Quote the records in full and leave their pictures out.

**GIVEN ENTRIES:**
"""
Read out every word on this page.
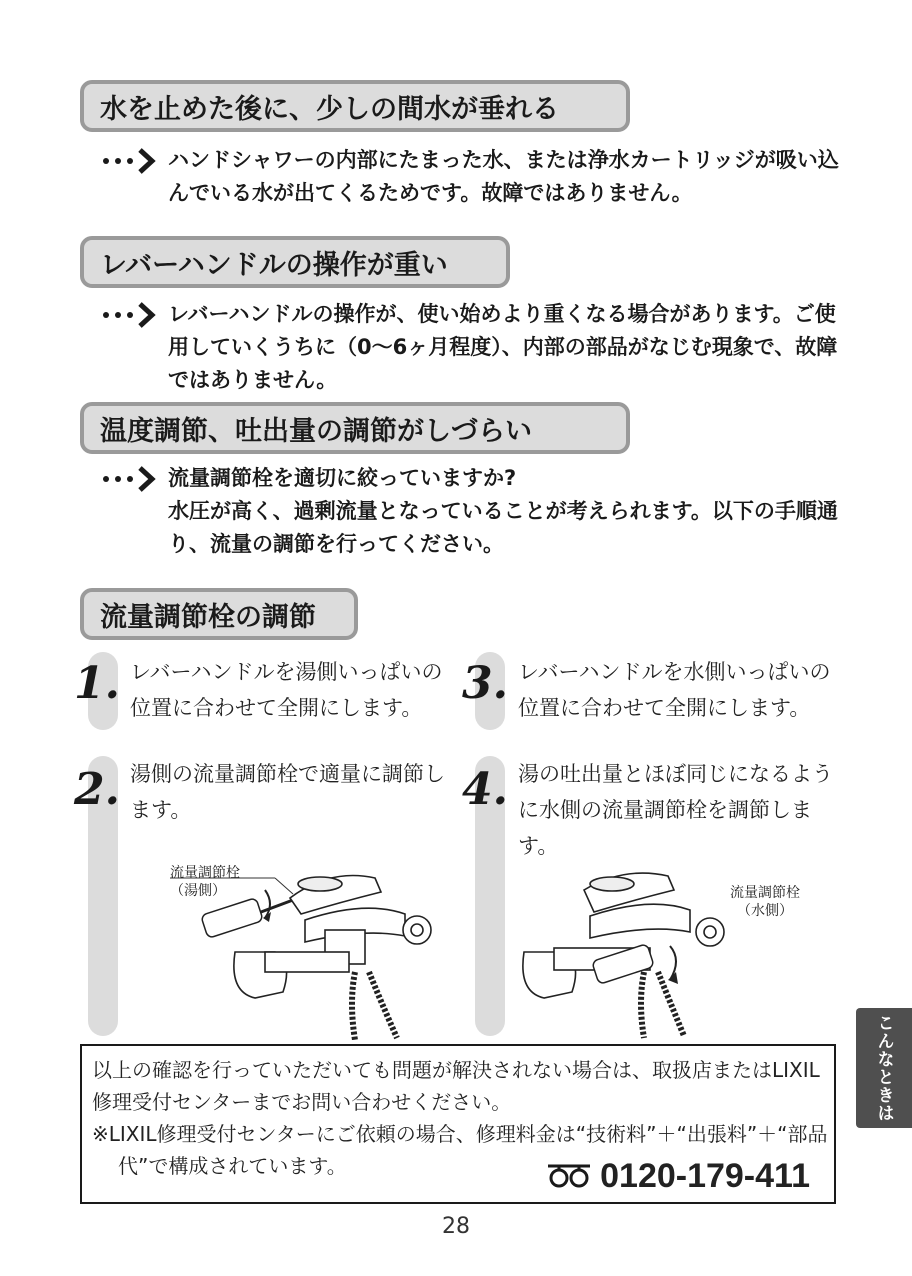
水を止めた後に、少しの間水が垂れる
ハンドシャワーの内部にたまった水、または浄水カートリッジが吸い込んでいる水が出てくるためです。故障ではありません。
レバーハンドルの操作が重い
レバーハンドルの操作が、使い始めより重くなる場合があります。ご使用していくうちに（0〜6ヶ月程度）、内部の部品がなじむ現象で、故障ではありません。
温度調節、吐出量の調節がしづらい
流量調節栓を適切に絞っていますか?
水圧が高く、過剰流量となっていることが考えられます。以下の手順通り、流量の調節を行ってください。
流量調節栓の調節
1. レバーハンドルを湯側いっぱいの位置に合わせて全開にします。 3. レバーハンドルを水側いっぱいの位置に合わせて全開にします。
2. 湯側の流量調節栓で適量に調節します。	4. 湯の吐出量とほぼ同じになるように水側の流量調節栓を調節します。
流量調節栓
（湯側）	流量調節栓
（水側）
こんなときは

以上の確認を行っていただいても問題が解決されない場合は、取扱店またはLIXIL修理受付センターまでお問い合わせください。

※LIXIL修理受付センターにご依頼の場合、修理料金は“技術料”＋“出張料”＋“部品代”で構成されています。	0120-179-411
28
"""
**ANSWER:**
Read out every word on this page.
水を止めた後に、少しの間水が垂れる
ハンドシャワーの内部にたまった水、または浄水カートリッジが吸い込んでいる水が出てくるためです。故障ではありません。
レバーハンドルの操作が重い
レバーハンドルの操作が、使い始めより重くなる場合があります。ご使用していくうちに（0〜6ヶ月程度）、内部の部品がなじむ現象で、故障ではありません。
温度調節、吐出量の調節がしづらい
流量調節栓を適切に絞っていますか?
水圧が高く、過剰流量となっていることが考えられます。以下の手順通り、流量の調節を行ってください。
流量調節栓の調節
1. レバーハンドルを湯側いっぱいの位置に合わせて全開にします。 3. レバーハンドルを水側いっぱいの位置に合わせて全開にします。
2. 湯側の流量調節栓で適量に調節します。	4. 湯の吐出量とほぼ同じになるように水側の流量調節栓を調節します。
流量調節栓
（湯側）	流量調節栓
（水側）
こんなときは

以上の確認を行っていただいても問題が解決されない場合は、取扱店またはLIXIL修理受付センターまでお問い合わせください。

※LIXIL修理受付センターにご依頼の場合、修理料金は“技術料”＋“出張料”＋“部品代”で構成されています。	0120-179-411
28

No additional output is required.